--- Start of EXTRACTED ENTRIES ---

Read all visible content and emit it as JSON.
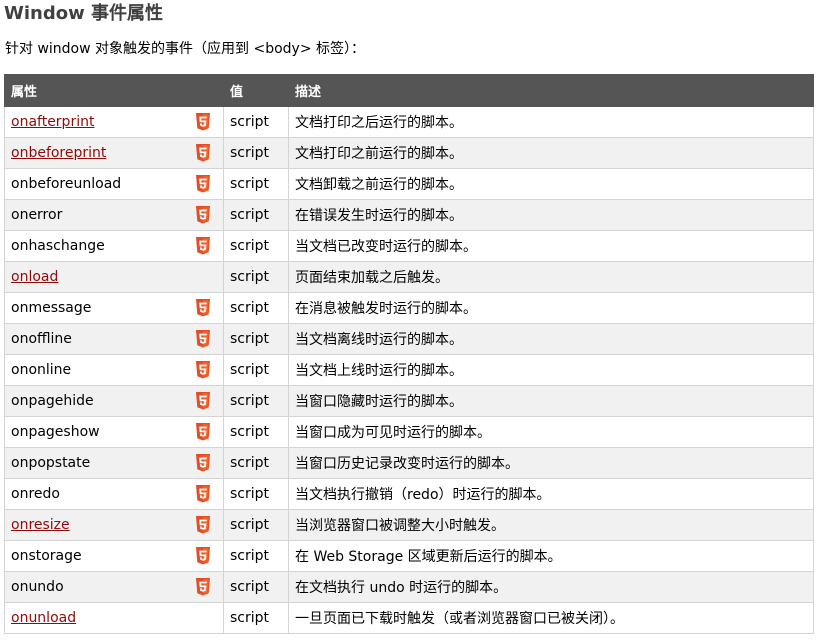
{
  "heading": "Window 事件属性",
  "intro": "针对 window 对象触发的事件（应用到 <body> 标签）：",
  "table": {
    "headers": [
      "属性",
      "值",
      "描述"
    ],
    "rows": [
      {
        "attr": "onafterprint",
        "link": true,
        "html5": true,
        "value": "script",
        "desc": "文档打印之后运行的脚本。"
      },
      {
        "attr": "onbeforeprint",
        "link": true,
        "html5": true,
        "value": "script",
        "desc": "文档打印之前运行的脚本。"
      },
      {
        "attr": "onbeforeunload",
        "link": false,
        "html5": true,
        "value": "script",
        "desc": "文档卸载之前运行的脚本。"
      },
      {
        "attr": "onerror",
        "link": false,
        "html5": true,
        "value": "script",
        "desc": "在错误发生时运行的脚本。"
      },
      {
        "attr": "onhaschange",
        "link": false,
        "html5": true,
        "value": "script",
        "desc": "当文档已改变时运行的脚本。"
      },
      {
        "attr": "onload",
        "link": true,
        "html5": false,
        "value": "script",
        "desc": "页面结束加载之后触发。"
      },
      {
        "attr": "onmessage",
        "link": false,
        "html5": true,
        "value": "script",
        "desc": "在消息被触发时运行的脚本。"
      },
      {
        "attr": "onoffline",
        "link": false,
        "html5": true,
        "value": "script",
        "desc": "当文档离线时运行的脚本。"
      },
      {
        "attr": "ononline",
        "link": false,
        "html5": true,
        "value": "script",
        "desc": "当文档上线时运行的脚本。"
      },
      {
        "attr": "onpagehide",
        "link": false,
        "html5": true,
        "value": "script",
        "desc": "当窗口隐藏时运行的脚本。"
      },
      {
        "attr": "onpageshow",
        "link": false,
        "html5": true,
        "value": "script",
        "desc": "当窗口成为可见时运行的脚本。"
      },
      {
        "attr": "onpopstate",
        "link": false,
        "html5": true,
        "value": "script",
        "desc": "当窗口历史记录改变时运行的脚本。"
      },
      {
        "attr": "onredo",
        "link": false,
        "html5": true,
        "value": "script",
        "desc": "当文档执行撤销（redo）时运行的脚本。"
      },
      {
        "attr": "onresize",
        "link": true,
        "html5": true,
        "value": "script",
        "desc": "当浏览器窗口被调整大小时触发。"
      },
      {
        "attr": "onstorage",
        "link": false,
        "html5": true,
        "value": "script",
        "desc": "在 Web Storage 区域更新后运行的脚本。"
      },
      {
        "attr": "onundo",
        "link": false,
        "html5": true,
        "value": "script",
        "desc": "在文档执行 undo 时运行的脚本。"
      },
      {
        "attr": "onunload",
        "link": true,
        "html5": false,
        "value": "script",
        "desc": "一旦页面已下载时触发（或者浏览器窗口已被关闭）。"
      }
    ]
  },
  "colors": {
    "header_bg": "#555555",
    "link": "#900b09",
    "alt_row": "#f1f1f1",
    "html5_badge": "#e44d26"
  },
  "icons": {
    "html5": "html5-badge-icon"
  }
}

--- End of EXTRACTED ENTRIES ---
--- Start of EXTRACTED ENTRIES ---

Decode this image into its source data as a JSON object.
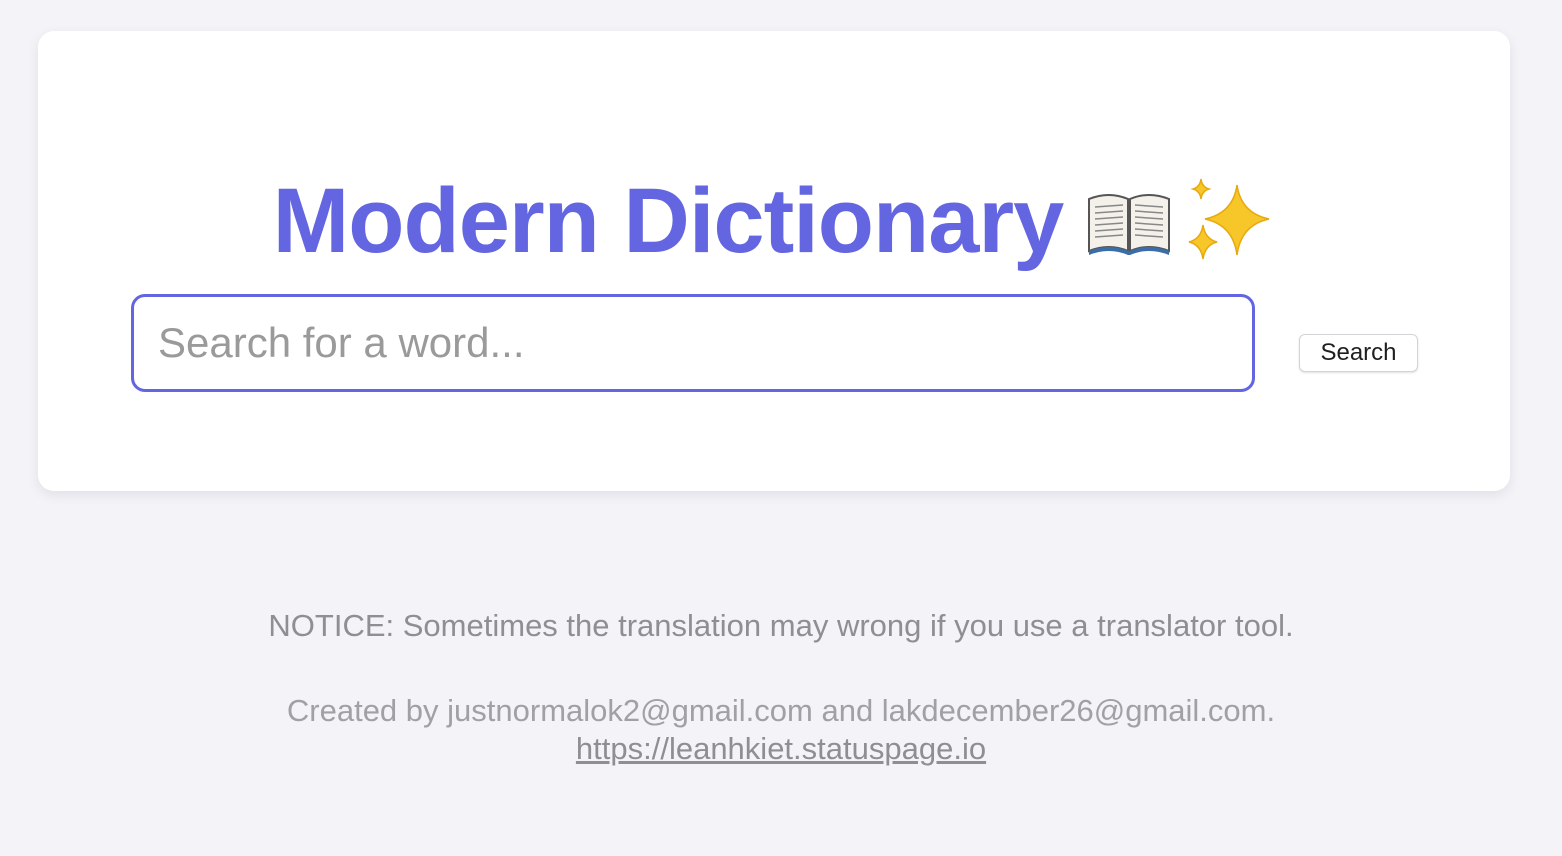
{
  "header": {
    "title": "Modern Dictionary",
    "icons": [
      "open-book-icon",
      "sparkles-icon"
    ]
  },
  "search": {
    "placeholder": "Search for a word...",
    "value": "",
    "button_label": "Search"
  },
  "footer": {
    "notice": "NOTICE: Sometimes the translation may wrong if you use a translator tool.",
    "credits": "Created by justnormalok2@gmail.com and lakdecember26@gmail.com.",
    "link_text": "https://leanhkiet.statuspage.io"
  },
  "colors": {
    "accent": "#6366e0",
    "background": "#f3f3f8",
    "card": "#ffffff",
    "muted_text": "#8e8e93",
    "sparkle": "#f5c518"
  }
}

--- End of EXTRACTED ENTRIES ---

[BRIEF]:
From the data above, gather every line that includes the word "JSON".

[SOLUTION]:
Read all visible content and emit it as JSON.
Decode this image into its source data as a JSON object.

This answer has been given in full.